» **What to do**
Reproduce every entry that follows word for word, but omit the images.

— start Dataset excerpts —

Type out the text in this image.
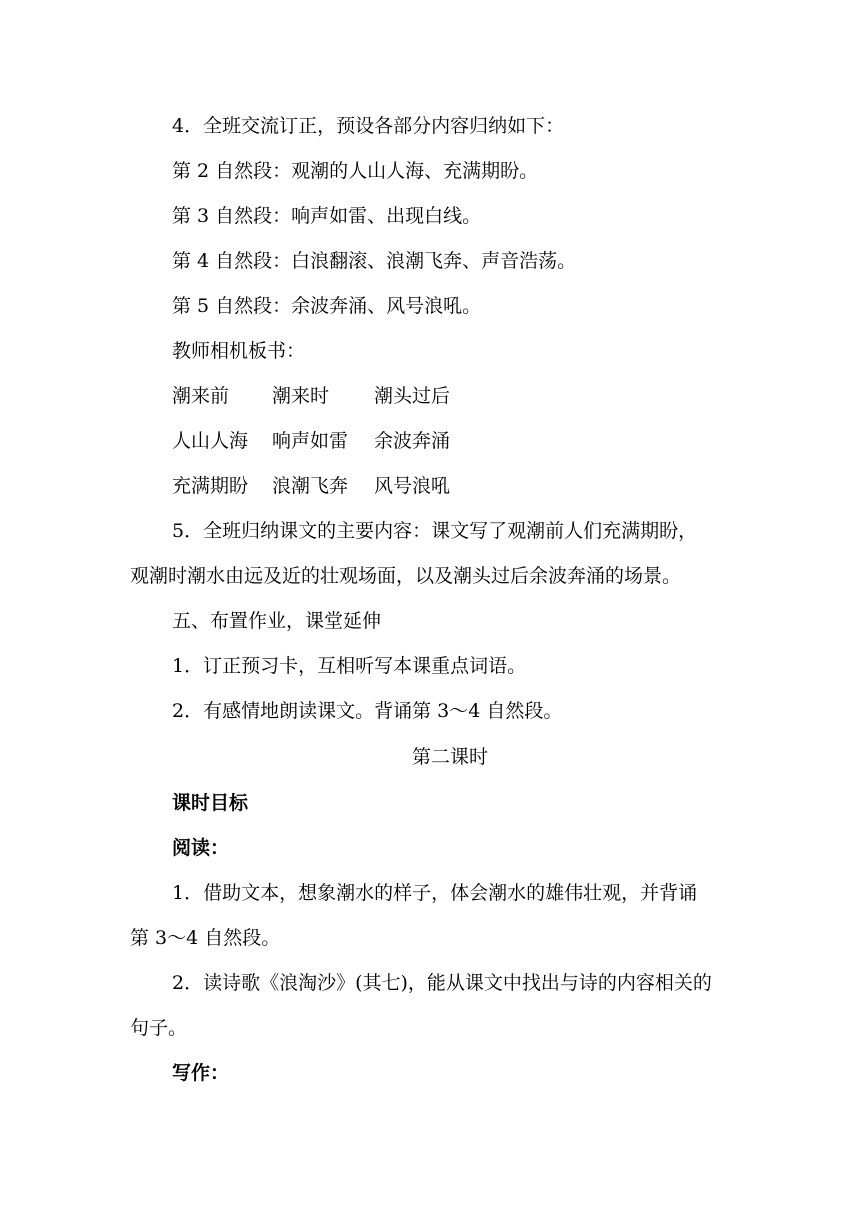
4．全班交流订正，预设各部分内容归纳如下：
第 2 自然段：观潮的人山人海、充满期盼。
第 3 自然段：响声如雷、出现白线。
第 4 自然段：白浪翻滚、浪潮飞奔、声音浩荡。
第 5 自然段：余波奔涌、风号浪吼。
教师相机板书：
潮来前 潮来时 潮头过后
人山人海 响声如雷 余波奔涌
充满期盼 浪潮飞奔 风号浪吼
5．全班归纳课文的主要内容：课文写了观潮前人们充满期盼，
观潮时潮水由远及近的壮观场面，以及潮头过后余波奔涌的场景。
五、布置作业，课堂延伸
1．订正预习卡，互相听写本课重点词语。
2．有感情地朗读课文。背诵第 3～4 自然段。
第二课时
课时目标
阅读：
1．借助文本，想象潮水的样子，体会潮水的雄伟壮观，并背诵
第 3～4 自然段。
2．读诗歌《浪淘沙》(其七)，能从课文中找出与诗的内容相关的
句子。
写作：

— end Dataset excerpts —

» **Output for this exercise**
Type out the text in this image.
4．全班交流订正，预设各部分内容归纳如下：
第 2 自然段：观潮的人山人海、充满期盼。
第 3 自然段：响声如雷、出现白线。
第 4 自然段：白浪翻滚、浪潮飞奔、声音浩荡。
第 5 自然段：余波奔涌、风号浪吼。
教师相机板书：
潮来前 潮来时 潮头过后
人山人海 响声如雷 余波奔涌
充满期盼 浪潮飞奔 风号浪吼
5．全班归纳课文的主要内容：课文写了观潮前人们充满期盼，
观潮时潮水由远及近的壮观场面，以及潮头过后余波奔涌的场景。
五、布置作业，课堂延伸
1．订正预习卡，互相听写本课重点词语。
2．有感情地朗读课文。背诵第 3～4 自然段。
第二课时
课时目标
阅读：
1．借助文本，想象潮水的样子，体会潮水的雄伟壮观，并背诵
第 3～4 自然段。
2．读诗歌《浪淘沙》(其七)，能从课文中找出与诗的内容相关的
句子。
写作：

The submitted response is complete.